■ **Required task**
Write out each line from the data below that includes the word "resource".

Stored data:
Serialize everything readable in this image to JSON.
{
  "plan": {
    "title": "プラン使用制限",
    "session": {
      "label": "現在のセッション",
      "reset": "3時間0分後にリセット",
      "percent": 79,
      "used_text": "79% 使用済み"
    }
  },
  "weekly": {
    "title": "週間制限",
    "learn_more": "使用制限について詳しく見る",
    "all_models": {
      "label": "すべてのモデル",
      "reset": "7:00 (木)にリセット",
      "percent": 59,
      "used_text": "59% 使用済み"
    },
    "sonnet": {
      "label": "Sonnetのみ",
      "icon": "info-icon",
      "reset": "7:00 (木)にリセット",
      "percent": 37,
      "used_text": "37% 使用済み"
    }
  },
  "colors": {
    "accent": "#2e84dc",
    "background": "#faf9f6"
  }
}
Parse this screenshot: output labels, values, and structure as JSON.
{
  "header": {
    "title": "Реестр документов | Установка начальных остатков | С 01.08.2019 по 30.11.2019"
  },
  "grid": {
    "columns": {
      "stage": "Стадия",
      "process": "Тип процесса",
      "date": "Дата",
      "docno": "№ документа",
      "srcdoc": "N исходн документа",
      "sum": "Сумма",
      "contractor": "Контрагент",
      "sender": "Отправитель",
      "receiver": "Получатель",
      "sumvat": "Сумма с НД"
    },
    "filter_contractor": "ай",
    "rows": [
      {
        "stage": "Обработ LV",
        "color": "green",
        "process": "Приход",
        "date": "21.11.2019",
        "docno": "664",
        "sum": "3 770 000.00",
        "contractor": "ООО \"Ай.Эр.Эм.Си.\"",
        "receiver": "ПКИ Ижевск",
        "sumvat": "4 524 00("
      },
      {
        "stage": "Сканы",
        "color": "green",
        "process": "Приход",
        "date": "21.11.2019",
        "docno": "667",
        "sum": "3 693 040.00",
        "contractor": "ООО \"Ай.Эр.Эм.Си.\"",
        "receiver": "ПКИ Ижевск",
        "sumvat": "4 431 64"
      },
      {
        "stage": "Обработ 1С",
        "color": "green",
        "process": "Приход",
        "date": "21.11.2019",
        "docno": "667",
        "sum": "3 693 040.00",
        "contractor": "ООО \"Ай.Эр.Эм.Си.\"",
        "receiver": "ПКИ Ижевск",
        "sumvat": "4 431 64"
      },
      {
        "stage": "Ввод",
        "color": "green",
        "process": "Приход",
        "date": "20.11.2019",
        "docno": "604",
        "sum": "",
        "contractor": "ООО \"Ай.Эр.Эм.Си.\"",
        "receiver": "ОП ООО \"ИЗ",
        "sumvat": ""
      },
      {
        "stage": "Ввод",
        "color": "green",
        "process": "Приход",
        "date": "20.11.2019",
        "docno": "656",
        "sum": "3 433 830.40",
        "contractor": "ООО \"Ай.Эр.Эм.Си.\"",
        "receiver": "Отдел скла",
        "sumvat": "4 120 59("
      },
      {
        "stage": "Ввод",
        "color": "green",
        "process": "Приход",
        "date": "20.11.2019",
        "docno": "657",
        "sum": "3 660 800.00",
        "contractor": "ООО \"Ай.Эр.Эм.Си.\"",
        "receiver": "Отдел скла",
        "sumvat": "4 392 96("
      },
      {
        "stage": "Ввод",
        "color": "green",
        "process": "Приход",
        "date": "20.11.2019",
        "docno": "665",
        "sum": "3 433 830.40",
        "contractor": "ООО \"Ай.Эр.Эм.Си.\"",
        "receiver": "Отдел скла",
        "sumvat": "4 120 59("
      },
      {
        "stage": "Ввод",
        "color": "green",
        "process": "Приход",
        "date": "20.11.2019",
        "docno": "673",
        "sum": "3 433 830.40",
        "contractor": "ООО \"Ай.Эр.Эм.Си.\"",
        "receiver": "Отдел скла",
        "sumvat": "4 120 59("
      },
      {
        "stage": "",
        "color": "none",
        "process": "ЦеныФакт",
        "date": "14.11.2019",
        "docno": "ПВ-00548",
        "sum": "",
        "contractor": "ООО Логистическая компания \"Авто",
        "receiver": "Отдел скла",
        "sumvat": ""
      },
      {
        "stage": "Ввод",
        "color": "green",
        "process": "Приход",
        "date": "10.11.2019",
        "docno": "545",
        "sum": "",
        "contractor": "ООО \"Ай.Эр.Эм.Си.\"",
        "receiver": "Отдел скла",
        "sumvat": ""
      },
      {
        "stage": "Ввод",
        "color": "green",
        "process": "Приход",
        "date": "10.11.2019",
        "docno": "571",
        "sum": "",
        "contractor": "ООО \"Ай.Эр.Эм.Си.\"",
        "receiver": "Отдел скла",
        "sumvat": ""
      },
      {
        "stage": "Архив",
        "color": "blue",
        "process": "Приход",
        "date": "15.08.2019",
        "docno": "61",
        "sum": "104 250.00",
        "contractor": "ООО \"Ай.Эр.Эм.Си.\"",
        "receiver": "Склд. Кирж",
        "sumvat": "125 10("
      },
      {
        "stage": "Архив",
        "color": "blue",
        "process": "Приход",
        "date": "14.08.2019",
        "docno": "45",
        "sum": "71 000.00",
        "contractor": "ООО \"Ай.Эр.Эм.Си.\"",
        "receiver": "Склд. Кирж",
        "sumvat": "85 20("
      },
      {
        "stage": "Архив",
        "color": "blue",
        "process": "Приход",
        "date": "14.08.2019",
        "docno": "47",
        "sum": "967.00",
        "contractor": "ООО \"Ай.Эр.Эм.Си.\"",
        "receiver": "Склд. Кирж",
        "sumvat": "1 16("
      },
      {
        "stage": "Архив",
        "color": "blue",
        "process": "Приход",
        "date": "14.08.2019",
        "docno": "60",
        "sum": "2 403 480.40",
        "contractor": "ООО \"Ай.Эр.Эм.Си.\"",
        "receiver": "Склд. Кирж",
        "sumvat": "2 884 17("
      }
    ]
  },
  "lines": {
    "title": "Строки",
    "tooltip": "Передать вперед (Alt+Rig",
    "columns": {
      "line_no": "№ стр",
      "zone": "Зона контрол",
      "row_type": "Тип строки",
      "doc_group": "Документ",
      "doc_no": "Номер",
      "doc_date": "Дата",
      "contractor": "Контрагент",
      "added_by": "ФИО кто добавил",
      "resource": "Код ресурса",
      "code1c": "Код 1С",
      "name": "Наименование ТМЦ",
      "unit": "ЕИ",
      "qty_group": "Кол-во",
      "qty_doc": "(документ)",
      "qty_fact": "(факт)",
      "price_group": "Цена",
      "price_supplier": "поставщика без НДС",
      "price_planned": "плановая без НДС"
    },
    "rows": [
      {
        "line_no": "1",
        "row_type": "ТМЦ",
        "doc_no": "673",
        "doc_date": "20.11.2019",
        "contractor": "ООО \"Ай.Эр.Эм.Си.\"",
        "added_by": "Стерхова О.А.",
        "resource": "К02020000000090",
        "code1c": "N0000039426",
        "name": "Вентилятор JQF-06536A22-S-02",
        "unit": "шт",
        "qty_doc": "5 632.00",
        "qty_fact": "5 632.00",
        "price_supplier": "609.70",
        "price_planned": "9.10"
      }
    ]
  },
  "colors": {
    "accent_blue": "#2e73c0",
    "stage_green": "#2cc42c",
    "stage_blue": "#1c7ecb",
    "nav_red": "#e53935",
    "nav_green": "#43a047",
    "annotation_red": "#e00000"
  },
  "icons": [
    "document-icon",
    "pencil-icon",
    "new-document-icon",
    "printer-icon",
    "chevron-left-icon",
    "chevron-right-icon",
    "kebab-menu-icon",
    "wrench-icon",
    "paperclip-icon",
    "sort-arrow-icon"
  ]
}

■ **Exercise answer**
      "resource": "Код ресурса",
        "resource": "К02020000000090",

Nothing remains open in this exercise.